▶ [Problem to solve]
The data below is to be returned in full and exactly.

==== Supplied records

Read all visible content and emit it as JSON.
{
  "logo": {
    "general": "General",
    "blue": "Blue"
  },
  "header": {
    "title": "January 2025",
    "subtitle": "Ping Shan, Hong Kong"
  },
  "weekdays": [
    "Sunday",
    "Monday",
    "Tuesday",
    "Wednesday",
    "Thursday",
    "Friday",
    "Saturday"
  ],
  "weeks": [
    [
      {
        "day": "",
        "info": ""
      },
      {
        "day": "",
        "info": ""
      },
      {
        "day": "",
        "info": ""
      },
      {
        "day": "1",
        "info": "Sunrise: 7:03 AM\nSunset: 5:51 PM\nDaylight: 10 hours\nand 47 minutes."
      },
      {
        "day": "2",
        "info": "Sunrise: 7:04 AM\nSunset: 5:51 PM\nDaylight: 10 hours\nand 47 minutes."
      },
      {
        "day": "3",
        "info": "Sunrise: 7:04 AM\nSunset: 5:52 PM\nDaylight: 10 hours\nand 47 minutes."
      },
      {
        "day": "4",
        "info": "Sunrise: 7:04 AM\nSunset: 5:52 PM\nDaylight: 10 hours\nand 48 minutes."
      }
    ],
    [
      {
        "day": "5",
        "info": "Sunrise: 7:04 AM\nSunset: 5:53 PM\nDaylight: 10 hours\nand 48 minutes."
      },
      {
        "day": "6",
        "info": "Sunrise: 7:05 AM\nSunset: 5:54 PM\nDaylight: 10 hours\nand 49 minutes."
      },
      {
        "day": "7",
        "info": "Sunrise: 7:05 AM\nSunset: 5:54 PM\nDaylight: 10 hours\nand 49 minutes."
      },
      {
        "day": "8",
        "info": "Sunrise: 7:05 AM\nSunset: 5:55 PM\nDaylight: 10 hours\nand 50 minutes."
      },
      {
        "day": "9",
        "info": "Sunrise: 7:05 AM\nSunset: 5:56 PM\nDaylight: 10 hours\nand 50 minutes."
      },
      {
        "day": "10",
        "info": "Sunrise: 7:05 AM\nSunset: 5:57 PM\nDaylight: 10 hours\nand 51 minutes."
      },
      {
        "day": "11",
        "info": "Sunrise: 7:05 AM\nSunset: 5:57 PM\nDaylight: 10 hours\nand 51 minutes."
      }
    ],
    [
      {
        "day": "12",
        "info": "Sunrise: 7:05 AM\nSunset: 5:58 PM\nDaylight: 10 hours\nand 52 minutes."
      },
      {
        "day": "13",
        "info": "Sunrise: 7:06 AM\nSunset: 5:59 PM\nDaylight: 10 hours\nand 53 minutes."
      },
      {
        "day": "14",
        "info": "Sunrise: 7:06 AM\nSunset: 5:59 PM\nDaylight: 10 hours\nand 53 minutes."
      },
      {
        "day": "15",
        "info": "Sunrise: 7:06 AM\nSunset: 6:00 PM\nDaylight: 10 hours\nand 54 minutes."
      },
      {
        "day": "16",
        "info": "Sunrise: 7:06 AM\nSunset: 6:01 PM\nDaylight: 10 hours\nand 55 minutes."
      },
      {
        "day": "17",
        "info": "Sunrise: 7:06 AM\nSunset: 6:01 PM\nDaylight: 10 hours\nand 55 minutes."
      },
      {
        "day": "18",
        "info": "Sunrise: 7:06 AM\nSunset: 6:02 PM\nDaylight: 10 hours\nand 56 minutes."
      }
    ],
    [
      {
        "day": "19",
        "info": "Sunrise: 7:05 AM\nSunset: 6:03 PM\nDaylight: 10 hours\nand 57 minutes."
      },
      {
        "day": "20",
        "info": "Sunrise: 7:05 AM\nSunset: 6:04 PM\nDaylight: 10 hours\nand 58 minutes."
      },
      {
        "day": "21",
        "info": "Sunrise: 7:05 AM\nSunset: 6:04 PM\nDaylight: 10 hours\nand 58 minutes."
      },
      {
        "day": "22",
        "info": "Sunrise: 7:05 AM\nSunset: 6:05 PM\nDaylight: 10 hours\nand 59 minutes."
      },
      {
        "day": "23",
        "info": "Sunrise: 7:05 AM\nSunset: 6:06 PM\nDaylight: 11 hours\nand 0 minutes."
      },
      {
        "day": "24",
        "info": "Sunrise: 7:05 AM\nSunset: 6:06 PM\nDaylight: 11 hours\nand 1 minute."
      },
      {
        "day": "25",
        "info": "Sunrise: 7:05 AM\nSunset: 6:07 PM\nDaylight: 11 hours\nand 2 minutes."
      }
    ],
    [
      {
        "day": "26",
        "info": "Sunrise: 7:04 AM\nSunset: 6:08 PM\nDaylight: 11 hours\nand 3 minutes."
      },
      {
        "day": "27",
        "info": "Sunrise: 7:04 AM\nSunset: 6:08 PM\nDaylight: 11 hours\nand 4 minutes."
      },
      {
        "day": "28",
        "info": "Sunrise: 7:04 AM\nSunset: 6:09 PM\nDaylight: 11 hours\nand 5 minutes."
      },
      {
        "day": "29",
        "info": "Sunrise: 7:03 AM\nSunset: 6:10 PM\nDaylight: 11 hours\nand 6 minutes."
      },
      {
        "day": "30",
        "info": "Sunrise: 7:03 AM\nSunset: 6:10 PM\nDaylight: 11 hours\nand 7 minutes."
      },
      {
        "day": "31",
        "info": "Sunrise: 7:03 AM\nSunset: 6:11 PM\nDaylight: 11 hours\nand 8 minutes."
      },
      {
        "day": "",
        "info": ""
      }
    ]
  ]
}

========

▶ [Answer for this exercise]
Read all visible content and emit it as JSON.
{
  "logo": {
    "general": "General",
    "blue": "Blue"
  },
  "header": {
    "title": "January 2025",
    "subtitle": "Ping Shan, Hong Kong"
  },
  "weekdays": [
    "Sunday",
    "Monday",
    "Tuesday",
    "Wednesday",
    "Thursday",
    "Friday",
    "Saturday"
  ],
  "weeks": [
    [
      {
        "day": "",
        "info": ""
      },
      {
        "day": "",
        "info": ""
      },
      {
        "day": "",
        "info": ""
      },
      {
        "day": "1",
        "info": "Sunrise: 7:03 AM\nSunset: 5:51 PM\nDaylight: 10 hours\nand 47 minutes."
      },
      {
        "day": "2",
        "info": "Sunrise: 7:04 AM\nSunset: 5:51 PM\nDaylight: 10 hours\nand 47 minutes."
      },
      {
        "day": "3",
        "info": "Sunrise: 7:04 AM\nSunset: 5:52 PM\nDaylight: 10 hours\nand 47 minutes."
      },
      {
        "day": "4",
        "info": "Sunrise: 7:04 AM\nSunset: 5:52 PM\nDaylight: 10 hours\nand 48 minutes."
      }
    ],
    [
      {
        "day": "5",
        "info": "Sunrise: 7:04 AM\nSunset: 5:53 PM\nDaylight: 10 hours\nand 48 minutes."
      },
      {
        "day": "6",
        "info": "Sunrise: 7:05 AM\nSunset: 5:54 PM\nDaylight: 10 hours\nand 49 minutes."
      },
      {
        "day": "7",
        "info": "Sunrise: 7:05 AM\nSunset: 5:54 PM\nDaylight: 10 hours\nand 49 minutes."
      },
      {
        "day": "8",
        "info": "Sunrise: 7:05 AM\nSunset: 5:55 PM\nDaylight: 10 hours\nand 50 minutes."
      },
      {
        "day": "9",
        "info": "Sunrise: 7:05 AM\nSunset: 5:56 PM\nDaylight: 10 hours\nand 50 minutes."
      },
      {
        "day": "10",
        "info": "Sunrise: 7:05 AM\nSunset: 5:57 PM\nDaylight: 10 hours\nand 51 minutes."
      },
      {
        "day": "11",
        "info": "Sunrise: 7:05 AM\nSunset: 5:57 PM\nDaylight: 10 hours\nand 51 minutes."
      }
    ],
    [
      {
        "day": "12",
        "info": "Sunrise: 7:05 AM\nSunset: 5:58 PM\nDaylight: 10 hours\nand 52 minutes."
      },
      {
        "day": "13",
        "info": "Sunrise: 7:06 AM\nSunset: 5:59 PM\nDaylight: 10 hours\nand 53 minutes."
      },
      {
        "day": "14",
        "info": "Sunrise: 7:06 AM\nSunset: 5:59 PM\nDaylight: 10 hours\nand 53 minutes."
      },
      {
        "day": "15",
        "info": "Sunrise: 7:06 AM\nSunset: 6:00 PM\nDaylight: 10 hours\nand 54 minutes."
      },
      {
        "day": "16",
        "info": "Sunrise: 7:06 AM\nSunset: 6:01 PM\nDaylight: 10 hours\nand 55 minutes."
      },
      {
        "day": "17",
        "info": "Sunrise: 7:06 AM\nSunset: 6:01 PM\nDaylight: 10 hours\nand 55 minutes."
      },
      {
        "day": "18",
        "info": "Sunrise: 7:06 AM\nSunset: 6:02 PM\nDaylight: 10 hours\nand 56 minutes."
      }
    ],
    [
      {
        "day": "19",
        "info": "Sunrise: 7:05 AM\nSunset: 6:03 PM\nDaylight: 10 hours\nand 57 minutes."
      },
      {
        "day": "20",
        "info": "Sunrise: 7:05 AM\nSunset: 6:04 PM\nDaylight: 10 hours\nand 58 minutes."
      },
      {
        "day": "21",
        "info": "Sunrise: 7:05 AM\nSunset: 6:04 PM\nDaylight: 10 hours\nand 58 minutes."
      },
      {
        "day": "22",
        "info": "Sunrise: 7:05 AM\nSunset: 6:05 PM\nDaylight: 10 hours\nand 59 minutes."
      },
      {
        "day": "23",
        "info": "Sunrise: 7:05 AM\nSunset: 6:06 PM\nDaylight: 11 hours\nand 0 minutes."
      },
      {
        "day": "24",
        "info": "Sunrise: 7:05 AM\nSunset: 6:06 PM\nDaylight: 11 hours\nand 1 minute."
      },
      {
        "day": "25",
        "info": "Sunrise: 7:05 AM\nSunset: 6:07 PM\nDaylight: 11 hours\nand 2 minutes."
      }
    ],
    [
      {
        "day": "26",
        "info": "Sunrise: 7:04 AM\nSunset: 6:08 PM\nDaylight: 11 hours\nand 3 minutes."
      },
      {
        "day": "27",
        "info": "Sunrise: 7:04 AM\nSunset: 6:08 PM\nDaylight: 11 hours\nand 4 minutes."
      },
      {
        "day": "28",
        "info": "Sunrise: 7:04 AM\nSunset: 6:09 PM\nDaylight: 11 hours\nand 5 minutes."
      },
      {
        "day": "29",
        "info": "Sunrise: 7:03 AM\nSunset: 6:10 PM\nDaylight: 11 hours\nand 6 minutes."
      },
      {
        "day": "30",
        "info": "Sunrise: 7:03 AM\nSunset: 6:10 PM\nDaylight: 11 hours\nand 7 minutes."
      },
      {
        "day": "31",
        "info": "Sunrise: 7:03 AM\nSunset: 6:11 PM\nDaylight: 11 hours\nand 8 minutes."
      },
      {
        "day": "",
        "info": ""
      }
    ]
  ]
}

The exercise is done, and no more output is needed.